• [INSTRUCTIONS TO FOLLOW]: Set down, in full, every record in the block.
---------- SOURCE DATA
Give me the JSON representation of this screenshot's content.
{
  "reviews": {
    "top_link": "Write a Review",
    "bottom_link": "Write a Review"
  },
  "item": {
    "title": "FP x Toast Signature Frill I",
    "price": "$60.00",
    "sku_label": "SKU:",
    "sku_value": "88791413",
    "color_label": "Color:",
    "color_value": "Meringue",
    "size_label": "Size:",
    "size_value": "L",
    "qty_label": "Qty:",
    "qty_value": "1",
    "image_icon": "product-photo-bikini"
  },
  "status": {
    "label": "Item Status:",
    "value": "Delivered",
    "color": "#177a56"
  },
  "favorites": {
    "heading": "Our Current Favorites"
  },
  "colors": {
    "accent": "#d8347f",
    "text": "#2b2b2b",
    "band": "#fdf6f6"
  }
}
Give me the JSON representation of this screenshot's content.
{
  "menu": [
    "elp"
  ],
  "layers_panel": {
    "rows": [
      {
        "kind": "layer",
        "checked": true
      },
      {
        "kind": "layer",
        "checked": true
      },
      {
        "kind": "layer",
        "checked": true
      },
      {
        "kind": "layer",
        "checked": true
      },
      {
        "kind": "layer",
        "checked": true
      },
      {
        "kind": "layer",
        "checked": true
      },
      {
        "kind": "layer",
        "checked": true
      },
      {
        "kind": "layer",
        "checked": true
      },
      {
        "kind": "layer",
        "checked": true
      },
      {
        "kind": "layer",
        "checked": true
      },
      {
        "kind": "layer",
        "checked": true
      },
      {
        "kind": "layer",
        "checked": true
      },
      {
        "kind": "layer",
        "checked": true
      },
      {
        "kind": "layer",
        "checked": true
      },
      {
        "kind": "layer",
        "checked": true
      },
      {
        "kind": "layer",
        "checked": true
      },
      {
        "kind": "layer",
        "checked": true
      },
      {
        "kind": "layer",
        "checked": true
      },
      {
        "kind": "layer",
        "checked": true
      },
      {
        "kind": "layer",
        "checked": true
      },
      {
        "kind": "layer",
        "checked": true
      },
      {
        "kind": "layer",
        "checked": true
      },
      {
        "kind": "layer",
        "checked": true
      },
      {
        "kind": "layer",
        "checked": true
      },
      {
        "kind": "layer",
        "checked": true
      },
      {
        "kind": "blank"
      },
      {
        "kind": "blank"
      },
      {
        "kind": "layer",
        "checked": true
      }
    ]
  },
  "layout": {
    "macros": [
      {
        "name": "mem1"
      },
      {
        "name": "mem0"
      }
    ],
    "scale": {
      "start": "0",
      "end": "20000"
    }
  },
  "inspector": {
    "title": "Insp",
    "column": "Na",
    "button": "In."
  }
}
--------------------
• [EXERCISE RESULT]:
Give me the JSON representation of this screenshot's content.
{
  "reviews": {
    "top_link": "Write a Review",
    "bottom_link": "Write a Review"
  },
  "item": {
    "title": "FP x Toast Signature Frill I",
    "price": "$60.00",
    "sku_label": "SKU:",
    "sku_value": "88791413",
    "color_label": "Color:",
    "color_value": "Meringue",
    "size_label": "Size:",
    "size_value": "L",
    "qty_label": "Qty:",
    "qty_value": "1",
    "image_icon": "product-photo-bikini"
  },
  "status": {
    "label": "Item Status:",
    "value": "Delivered",
    "color": "#177a56"
  },
  "favorites": {
    "heading": "Our Current Favorites"
  },
  "colors": {
    "accent": "#d8347f",
    "text": "#2b2b2b",
    "band": "#fdf6f6"
  }
}
Give me the JSON representation of this screenshot's content.
{
  "menu": [
    "elp"
  ],
  "layers_panel": {
    "rows": [
      {
        "kind": "layer",
        "checked": true
      },
      {
        "kind": "layer",
        "checked": true
      },
      {
        "kind": "layer",
        "checked": true
      },
      {
        "kind": "layer",
        "checked": true
      },
      {
        "kind": "layer",
        "checked": true
      },
      {
        "kind": "layer",
        "checked": true
      },
      {
        "kind": "layer",
        "checked": true
      },
      {
        "kind": "layer",
        "checked": true
      },
      {
        "kind": "layer",
        "checked": true
      },
      {
        "kind": "layer",
        "checked": true
      },
      {
        "kind": "layer",
        "checked": true
      },
      {
        "kind": "layer",
        "checked": true
      },
      {
        "kind": "layer",
        "checked": true
      },
      {
        "kind": "layer",
        "checked": true
      },
      {
        "kind": "layer",
        "checked": true
      },
      {
        "kind": "layer",
        "checked": true
      },
      {
        "kind": "layer",
        "checked": true
      },
      {
        "kind": "layer",
        "checked": true
      },
      {
        "kind": "layer",
        "checked": true
      },
      {
        "kind": "layer",
        "checked": true
      },
      {
        "kind": "layer",
        "checked": true
      },
      {
        "kind": "layer",
        "checked": true
      },
      {
        "kind": "layer",
        "checked": true
      },
      {
        "kind": "layer",
        "checked": true
      },
      {
        "kind": "layer",
        "checked": true
      },
      {
        "kind": "blank"
      },
      {
        "kind": "blank"
      },
      {
        "kind": "layer",
        "checked": true
      }
    ]
  },
  "layout": {
    "macros": [
      {
        "name": "mem1"
      },
      {
        "name": "mem0"
      }
    ],
    "scale": {
      "start": "0",
      "end": "20000"
    }
  },
  "inspector": {
    "title": "Insp",
    "column": "Na",
    "button": "In."
  }
}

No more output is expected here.